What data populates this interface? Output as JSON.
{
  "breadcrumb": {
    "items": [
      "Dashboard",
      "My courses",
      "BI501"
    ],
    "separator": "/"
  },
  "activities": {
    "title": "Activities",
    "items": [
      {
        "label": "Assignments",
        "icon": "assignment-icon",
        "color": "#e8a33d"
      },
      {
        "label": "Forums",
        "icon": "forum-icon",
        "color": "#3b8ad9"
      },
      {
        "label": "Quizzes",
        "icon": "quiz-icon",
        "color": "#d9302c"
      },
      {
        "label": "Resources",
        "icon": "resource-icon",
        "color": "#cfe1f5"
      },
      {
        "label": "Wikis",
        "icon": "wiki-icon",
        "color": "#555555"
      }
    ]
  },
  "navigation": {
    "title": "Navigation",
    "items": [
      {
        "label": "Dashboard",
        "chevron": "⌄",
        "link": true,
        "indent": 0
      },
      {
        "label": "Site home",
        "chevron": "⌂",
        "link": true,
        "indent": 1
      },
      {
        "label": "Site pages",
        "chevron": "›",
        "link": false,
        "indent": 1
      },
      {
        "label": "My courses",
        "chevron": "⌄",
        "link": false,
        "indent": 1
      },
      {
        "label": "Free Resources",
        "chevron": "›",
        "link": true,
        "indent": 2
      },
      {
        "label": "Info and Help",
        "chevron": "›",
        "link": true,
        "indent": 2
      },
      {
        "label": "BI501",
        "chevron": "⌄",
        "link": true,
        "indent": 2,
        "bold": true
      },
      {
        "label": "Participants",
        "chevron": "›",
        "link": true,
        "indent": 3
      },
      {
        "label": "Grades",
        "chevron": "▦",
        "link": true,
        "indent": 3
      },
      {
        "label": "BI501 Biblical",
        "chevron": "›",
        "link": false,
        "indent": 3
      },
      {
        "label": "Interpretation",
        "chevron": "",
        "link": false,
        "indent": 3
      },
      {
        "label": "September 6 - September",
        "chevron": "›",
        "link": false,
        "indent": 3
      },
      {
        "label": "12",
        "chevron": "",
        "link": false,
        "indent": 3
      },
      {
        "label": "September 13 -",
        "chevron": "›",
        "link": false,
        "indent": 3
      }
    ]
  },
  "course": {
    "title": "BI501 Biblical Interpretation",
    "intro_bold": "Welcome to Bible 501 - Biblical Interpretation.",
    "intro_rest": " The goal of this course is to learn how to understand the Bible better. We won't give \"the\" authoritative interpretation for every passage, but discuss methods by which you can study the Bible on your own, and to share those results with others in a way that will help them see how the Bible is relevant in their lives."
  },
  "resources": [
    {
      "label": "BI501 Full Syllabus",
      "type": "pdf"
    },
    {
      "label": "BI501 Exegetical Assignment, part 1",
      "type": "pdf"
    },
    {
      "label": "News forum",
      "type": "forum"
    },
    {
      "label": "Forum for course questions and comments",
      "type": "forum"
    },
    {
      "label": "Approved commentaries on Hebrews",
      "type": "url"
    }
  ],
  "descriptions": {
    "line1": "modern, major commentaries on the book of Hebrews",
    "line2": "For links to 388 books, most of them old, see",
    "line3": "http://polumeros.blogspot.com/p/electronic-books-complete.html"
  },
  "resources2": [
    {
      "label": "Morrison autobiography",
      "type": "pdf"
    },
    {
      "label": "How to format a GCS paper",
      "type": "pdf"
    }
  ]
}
----
**What you will do**
Gather up every line from the listing above in which the word "Hebrews" occurs.

**Answer to the problem**
      "label": "Approved commentaries on Hebrews",
    "line1": "modern, major commentaries on the book of Hebrews",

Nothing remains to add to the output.